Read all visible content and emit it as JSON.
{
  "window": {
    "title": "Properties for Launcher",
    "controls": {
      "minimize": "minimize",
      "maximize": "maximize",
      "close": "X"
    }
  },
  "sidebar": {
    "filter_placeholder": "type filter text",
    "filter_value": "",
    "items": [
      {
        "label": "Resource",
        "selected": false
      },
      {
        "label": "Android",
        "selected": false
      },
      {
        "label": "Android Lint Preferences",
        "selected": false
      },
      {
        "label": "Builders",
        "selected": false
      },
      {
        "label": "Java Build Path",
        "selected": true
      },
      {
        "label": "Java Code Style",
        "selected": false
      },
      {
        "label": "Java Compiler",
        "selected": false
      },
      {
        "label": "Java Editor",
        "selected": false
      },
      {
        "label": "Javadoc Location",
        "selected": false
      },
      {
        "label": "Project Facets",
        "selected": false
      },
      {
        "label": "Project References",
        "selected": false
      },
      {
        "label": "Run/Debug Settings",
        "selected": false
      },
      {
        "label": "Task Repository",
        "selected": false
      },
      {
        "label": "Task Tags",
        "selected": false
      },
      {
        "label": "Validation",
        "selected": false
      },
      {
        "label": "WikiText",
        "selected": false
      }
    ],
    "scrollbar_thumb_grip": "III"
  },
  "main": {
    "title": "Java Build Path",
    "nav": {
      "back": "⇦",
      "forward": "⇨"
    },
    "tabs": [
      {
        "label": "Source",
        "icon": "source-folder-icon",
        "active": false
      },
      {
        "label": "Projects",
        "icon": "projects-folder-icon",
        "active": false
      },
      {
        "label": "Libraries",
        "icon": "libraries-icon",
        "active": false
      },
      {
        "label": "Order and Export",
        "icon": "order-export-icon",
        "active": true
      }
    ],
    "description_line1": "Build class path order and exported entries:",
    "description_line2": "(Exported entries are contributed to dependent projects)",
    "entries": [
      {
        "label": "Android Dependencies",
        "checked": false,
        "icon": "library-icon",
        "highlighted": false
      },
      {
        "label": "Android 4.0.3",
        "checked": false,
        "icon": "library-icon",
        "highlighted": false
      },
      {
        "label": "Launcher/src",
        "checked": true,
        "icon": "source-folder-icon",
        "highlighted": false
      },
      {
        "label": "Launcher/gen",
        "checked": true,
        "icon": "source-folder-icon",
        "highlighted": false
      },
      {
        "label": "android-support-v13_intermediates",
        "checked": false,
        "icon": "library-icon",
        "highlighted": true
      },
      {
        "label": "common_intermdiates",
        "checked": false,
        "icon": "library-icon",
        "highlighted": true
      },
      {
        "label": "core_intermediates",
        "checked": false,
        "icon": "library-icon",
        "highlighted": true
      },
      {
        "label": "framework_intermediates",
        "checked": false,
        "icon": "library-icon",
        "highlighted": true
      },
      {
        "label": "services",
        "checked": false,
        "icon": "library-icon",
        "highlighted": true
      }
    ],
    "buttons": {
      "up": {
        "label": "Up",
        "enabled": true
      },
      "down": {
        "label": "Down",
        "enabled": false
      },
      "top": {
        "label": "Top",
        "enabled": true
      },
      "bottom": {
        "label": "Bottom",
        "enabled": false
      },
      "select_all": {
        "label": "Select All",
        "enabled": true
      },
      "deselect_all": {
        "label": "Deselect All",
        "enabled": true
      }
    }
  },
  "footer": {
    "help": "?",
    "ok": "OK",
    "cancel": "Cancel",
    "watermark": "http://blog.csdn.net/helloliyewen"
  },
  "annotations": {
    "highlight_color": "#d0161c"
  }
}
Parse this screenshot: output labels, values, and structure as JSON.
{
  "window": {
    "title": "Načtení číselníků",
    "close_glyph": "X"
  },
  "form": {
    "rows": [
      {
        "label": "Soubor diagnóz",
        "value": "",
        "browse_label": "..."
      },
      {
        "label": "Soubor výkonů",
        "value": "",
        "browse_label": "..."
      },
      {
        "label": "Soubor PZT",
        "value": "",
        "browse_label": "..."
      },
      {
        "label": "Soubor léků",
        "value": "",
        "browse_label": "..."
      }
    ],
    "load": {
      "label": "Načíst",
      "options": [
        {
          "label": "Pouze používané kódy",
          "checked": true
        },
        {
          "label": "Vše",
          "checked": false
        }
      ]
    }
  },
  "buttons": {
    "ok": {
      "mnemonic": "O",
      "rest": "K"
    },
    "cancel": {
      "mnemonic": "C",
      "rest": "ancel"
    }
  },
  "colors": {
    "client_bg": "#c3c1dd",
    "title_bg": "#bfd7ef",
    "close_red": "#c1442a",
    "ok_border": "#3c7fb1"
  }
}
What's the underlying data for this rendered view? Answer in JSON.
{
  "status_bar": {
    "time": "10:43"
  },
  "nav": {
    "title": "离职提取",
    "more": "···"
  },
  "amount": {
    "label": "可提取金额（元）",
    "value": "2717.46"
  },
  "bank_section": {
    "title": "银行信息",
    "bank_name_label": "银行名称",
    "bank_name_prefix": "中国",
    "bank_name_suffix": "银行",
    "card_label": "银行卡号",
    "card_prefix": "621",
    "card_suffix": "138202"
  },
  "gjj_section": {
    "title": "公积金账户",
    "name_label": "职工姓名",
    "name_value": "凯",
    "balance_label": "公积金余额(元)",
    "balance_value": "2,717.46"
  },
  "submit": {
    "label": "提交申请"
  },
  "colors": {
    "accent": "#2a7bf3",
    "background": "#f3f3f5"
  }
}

Given exercise:
Write out again, exactly, the lines from the one holding "What's the underlying" through the end of the listing, with both ends included.

Right answer:
What's the underlying data for this rendered view? Answer in JSON.
{
  "status_bar": {
    "time": "10:43"
  },
  "nav": {
    "title": "离职提取",
    "more": "···"
  },
  "amount": {
    "label": "可提取金额（元）",
    "value": "2717.46"
  },
  "bank_section": {
    "title": "银行信息",
    "bank_name_label": "银行名称",
    "bank_name_prefix": "中国",
    "bank_name_suffix": "银行",
    "card_label": "银行卡号",
    "card_prefix": "621",
    "card_suffix": "138202"
  },
  "gjj_section": {
    "title": "公积金账户",
    "name_label": "职工姓名",
    "name_value": "凯",
    "balance_label": "公积金余额(元)",
    "balance_value": "2,717.46"
  },
  "submit": {
    "label": "提交申请"
  },
  "colors": {
    "accent": "#2a7bf3",
    "background": "#f3f3f5"
  }
}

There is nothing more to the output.